__TO DO__. Please copy each line below that contains the word "engagemang".

------------------------------------------------------------------------

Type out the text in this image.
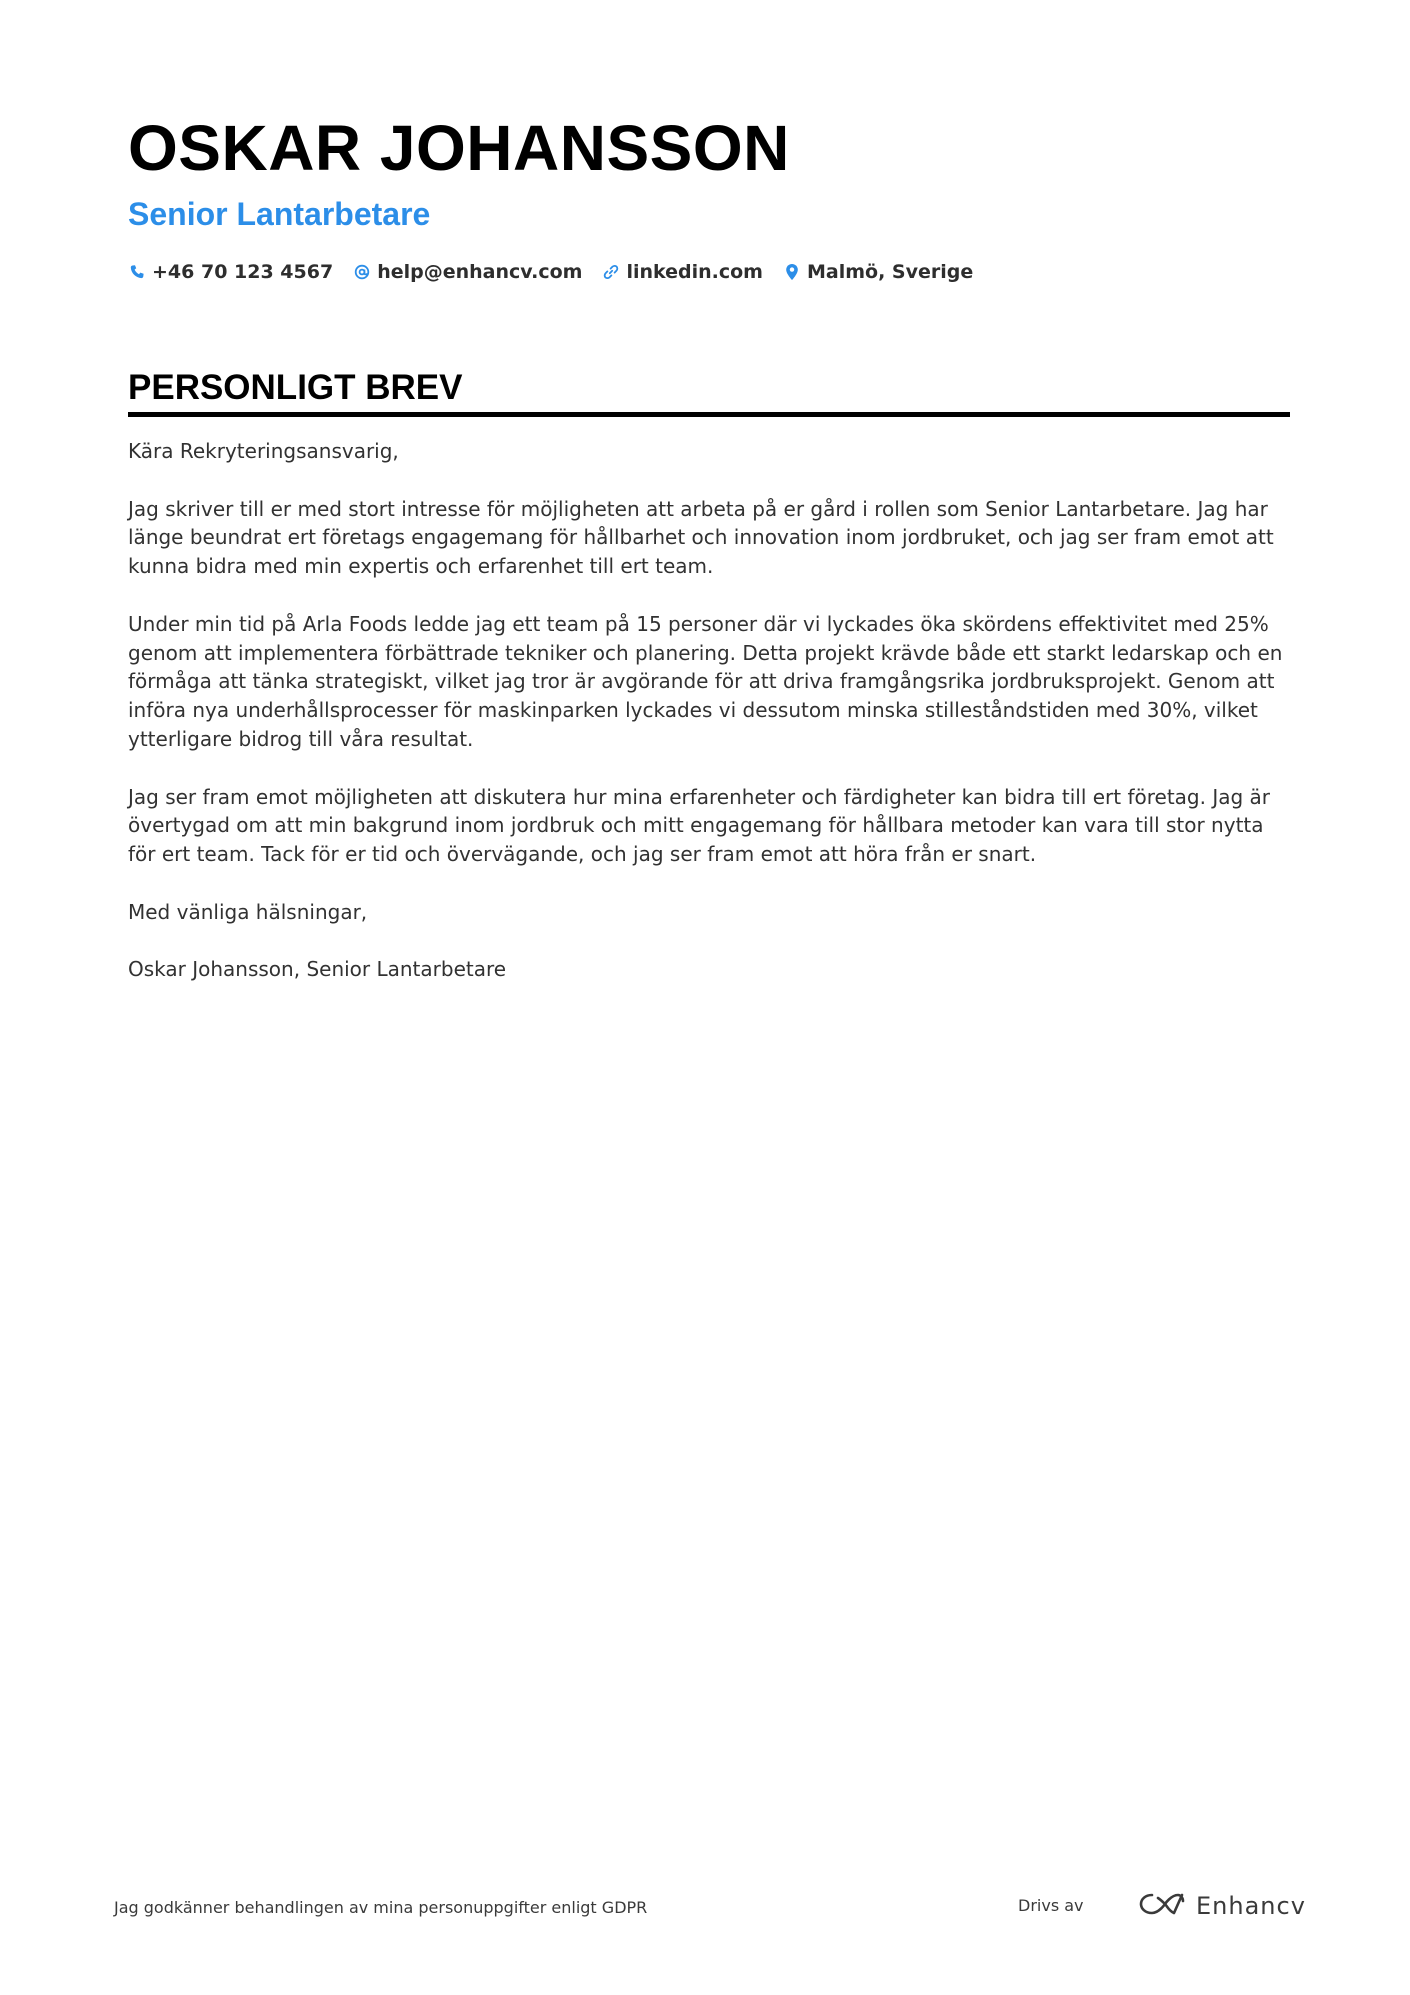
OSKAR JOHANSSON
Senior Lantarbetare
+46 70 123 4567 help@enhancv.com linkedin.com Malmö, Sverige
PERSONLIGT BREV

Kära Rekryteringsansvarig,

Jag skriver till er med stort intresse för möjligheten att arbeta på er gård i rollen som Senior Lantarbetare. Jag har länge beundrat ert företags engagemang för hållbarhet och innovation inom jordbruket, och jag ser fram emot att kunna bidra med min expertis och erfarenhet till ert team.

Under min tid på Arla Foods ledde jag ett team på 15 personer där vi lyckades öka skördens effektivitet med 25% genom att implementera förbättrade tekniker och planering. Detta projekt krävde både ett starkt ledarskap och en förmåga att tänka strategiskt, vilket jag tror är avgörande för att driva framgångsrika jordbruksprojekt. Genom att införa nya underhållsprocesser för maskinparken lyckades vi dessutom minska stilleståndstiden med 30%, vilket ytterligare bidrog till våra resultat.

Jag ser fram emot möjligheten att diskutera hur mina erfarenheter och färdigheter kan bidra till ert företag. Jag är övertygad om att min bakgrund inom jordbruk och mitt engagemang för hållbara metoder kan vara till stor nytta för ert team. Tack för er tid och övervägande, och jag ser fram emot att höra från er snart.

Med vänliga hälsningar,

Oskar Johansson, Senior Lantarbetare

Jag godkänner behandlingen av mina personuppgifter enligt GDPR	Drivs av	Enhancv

------------------------------------------------------------------------

__ANSWER TO THIS EXERCISE__.
Jag skriver till er med stort intresse för möjligheten att arbeta på er gård i rollen som Senior Lantarbetare. Jag har länge beundrat ert företags engagemang för hållbarhet och innovation inom jordbruket, och jag ser fram emot att kunna bidra med min expertis och erfarenhet till ert team.
Jag ser fram emot möjligheten att diskutera hur mina erfarenheter och färdigheter kan bidra till ert företag. Jag är övertygad om att min bakgrund inom jordbruk och mitt engagemang för hållbara metoder kan vara till stor nytta för ert team. Tack för er tid och övervägande, och jag ser fram emot att höra från er snart.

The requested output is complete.